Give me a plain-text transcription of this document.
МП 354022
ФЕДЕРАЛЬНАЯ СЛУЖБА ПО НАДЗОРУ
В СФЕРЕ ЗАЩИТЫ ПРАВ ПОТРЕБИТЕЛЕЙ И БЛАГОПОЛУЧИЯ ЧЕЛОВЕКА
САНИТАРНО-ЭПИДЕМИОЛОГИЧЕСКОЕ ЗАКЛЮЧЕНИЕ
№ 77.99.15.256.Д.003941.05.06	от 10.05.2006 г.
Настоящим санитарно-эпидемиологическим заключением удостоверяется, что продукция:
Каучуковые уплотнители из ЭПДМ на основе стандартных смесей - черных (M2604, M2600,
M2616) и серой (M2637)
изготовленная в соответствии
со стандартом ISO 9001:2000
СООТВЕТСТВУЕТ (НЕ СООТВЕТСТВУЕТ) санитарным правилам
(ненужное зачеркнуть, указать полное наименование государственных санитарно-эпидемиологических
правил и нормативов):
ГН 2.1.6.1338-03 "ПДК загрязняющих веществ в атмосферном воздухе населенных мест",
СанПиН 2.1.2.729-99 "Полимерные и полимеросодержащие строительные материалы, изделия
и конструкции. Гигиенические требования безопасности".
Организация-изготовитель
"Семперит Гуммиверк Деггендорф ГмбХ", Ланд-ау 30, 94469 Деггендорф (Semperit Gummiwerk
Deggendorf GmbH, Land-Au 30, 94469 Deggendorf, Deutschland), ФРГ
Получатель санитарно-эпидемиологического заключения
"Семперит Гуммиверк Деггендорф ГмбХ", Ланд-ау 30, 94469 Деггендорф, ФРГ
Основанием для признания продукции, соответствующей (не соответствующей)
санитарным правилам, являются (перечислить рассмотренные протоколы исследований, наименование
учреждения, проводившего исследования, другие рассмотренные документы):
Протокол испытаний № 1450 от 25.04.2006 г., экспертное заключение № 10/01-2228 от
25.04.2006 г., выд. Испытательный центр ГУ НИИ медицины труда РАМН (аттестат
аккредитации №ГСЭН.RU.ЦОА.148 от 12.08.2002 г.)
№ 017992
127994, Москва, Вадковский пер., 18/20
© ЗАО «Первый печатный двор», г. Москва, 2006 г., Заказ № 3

───

WHAT IS NEEDED:
Scan the entries above for the word "Семперит" and collect each line holding it.

EXERCISE ANSWER:
"Семперит Гуммиверк Деггендорф ГмбХ", Ланд-ау 30, 94469 Деггендорф (Semperit Gummiwerk
"Семперит Гуммиверк Деггендорф ГмбХ", Ланд-ау 30, 94469 Деггендорф, ФРГ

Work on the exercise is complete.